-- MATERIAL TO PROCESS --
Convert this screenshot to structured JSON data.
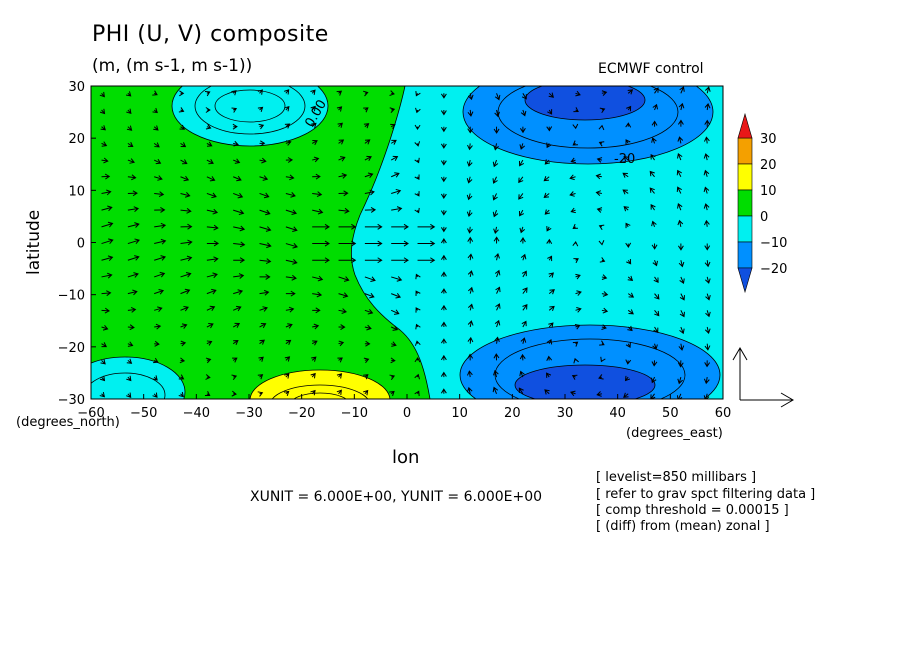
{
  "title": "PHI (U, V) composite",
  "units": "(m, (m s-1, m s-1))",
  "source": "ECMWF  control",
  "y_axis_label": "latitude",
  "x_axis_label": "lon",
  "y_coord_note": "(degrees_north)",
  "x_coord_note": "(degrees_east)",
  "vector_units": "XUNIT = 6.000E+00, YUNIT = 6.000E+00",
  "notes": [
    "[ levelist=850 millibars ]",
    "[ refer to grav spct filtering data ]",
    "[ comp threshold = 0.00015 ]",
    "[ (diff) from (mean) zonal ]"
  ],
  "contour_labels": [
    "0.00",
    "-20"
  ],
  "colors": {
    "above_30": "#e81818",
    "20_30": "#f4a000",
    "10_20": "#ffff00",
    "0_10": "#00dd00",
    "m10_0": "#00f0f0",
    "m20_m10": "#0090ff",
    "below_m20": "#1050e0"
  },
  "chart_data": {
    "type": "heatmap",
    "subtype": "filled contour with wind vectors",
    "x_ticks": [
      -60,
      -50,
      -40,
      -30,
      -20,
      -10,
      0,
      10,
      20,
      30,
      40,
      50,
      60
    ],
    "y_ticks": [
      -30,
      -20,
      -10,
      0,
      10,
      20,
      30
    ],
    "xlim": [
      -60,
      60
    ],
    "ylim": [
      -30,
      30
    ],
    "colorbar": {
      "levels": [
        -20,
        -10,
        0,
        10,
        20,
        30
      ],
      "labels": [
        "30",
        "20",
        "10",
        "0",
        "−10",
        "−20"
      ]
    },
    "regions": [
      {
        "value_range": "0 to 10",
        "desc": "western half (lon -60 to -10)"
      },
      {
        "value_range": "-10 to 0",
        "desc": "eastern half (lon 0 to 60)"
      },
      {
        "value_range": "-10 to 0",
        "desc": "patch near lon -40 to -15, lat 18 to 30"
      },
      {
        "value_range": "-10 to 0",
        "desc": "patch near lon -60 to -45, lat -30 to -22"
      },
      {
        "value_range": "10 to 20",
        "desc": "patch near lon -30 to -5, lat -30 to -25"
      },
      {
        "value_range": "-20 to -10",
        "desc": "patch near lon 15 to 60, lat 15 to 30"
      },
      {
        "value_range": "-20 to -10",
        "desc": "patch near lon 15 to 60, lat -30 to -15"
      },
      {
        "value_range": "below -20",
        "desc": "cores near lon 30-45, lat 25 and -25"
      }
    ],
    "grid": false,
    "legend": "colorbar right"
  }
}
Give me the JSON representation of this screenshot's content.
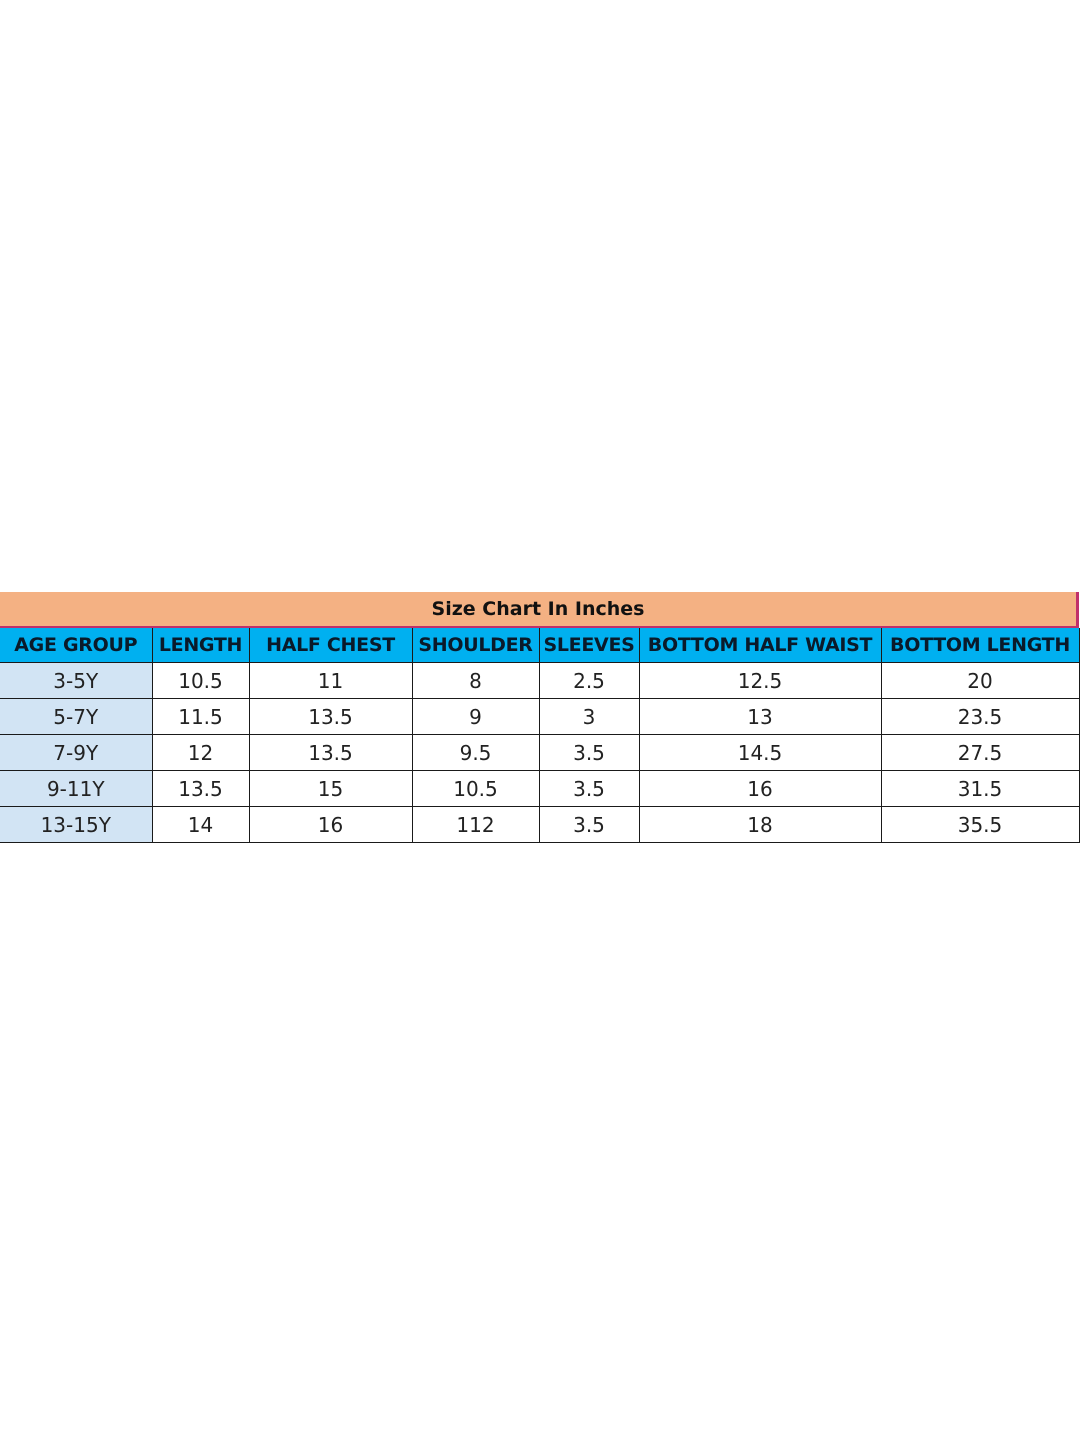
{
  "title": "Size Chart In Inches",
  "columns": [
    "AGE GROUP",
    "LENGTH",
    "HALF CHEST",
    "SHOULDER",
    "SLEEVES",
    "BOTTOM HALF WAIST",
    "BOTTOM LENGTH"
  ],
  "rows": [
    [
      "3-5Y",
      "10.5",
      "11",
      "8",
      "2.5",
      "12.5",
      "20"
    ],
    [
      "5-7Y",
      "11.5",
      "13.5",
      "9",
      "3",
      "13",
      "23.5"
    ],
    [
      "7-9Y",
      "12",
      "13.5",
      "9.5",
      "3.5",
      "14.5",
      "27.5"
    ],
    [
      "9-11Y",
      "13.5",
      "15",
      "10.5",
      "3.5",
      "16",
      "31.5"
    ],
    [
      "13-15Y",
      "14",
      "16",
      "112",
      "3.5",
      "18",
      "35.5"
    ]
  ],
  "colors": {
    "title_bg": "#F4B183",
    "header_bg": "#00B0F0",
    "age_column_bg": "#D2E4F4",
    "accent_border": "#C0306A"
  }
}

---

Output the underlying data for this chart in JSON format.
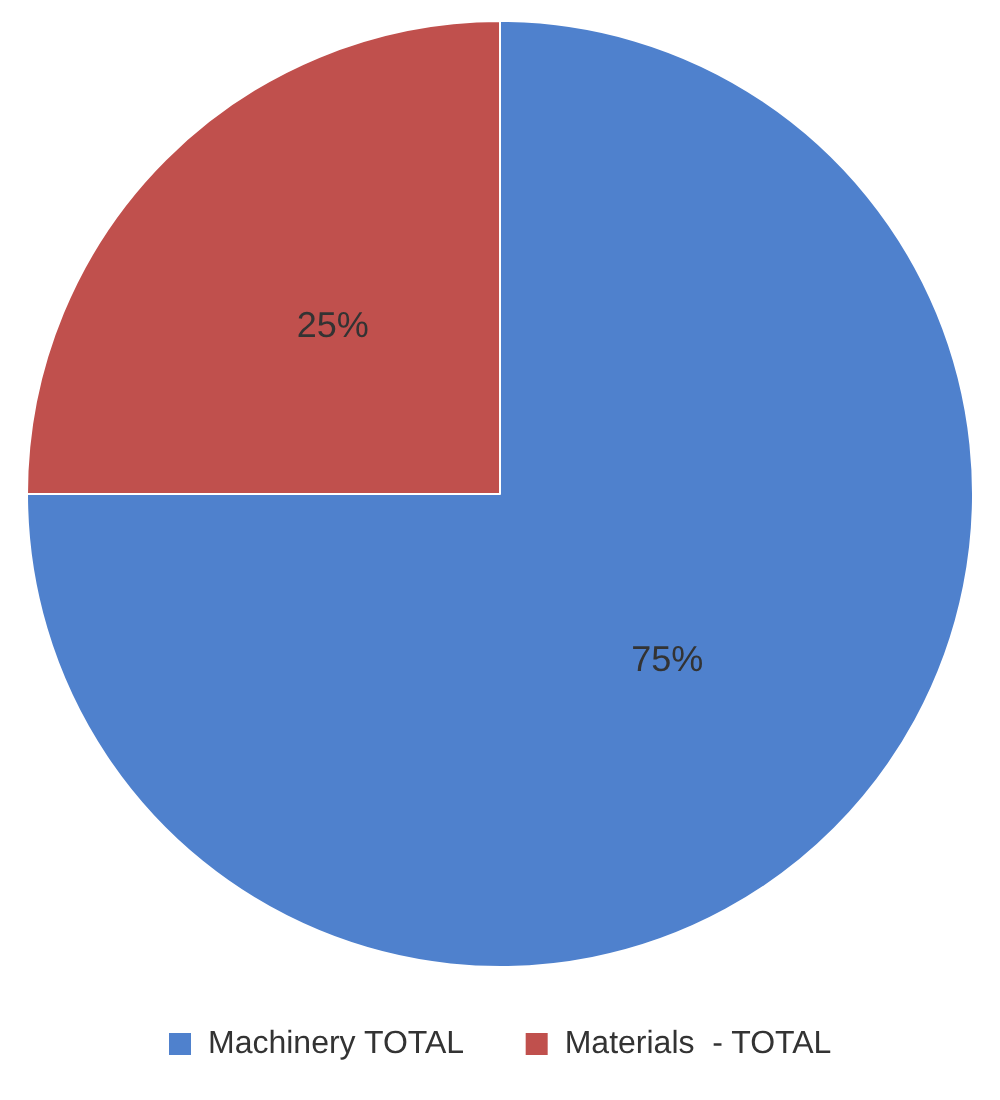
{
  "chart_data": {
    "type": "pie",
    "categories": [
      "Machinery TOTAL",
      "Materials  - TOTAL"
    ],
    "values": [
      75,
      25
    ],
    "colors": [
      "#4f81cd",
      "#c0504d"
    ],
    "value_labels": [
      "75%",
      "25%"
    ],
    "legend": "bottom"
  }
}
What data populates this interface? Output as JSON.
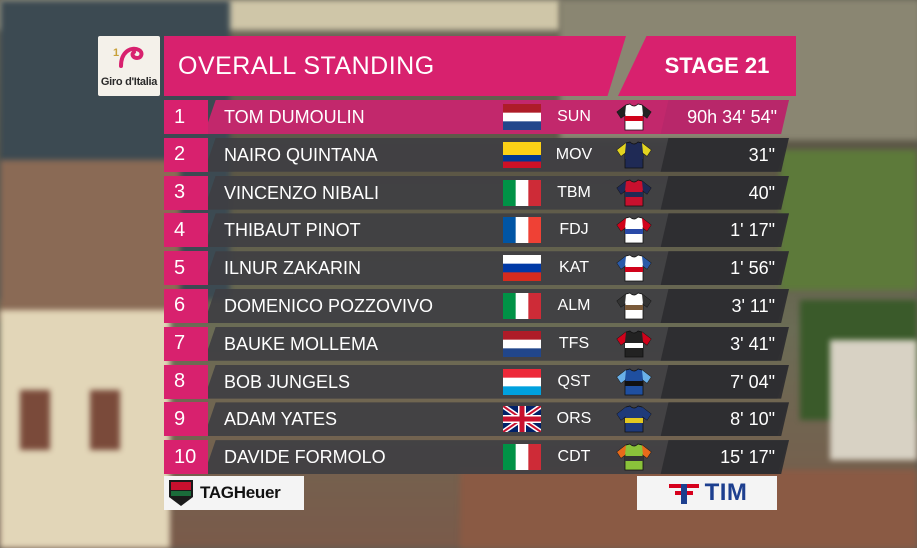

-- GIVEN TASK --
In the listing above, find the line with "Output the underlying" and the line with "What data populates". Copy both of them and every line between, exactly, but not the pictures.

-- THE RESPONSE --
Output the underlying data for this chart in JSON format.
{
  "chart_data": {
    "type": "pie",
    "categories": [
      "Machinery TOTAL",
      "Materials  - TOTAL"
    ],
    "values": [
      75,
      25
    ],
    "colors": [
      "#4f81cd",
      "#c0504d"
    ],
    "value_labels": [
      "75%",
      "25%"
    ],
    "legend": "bottom"
  }
}
What data populates this interface? Output as JSON.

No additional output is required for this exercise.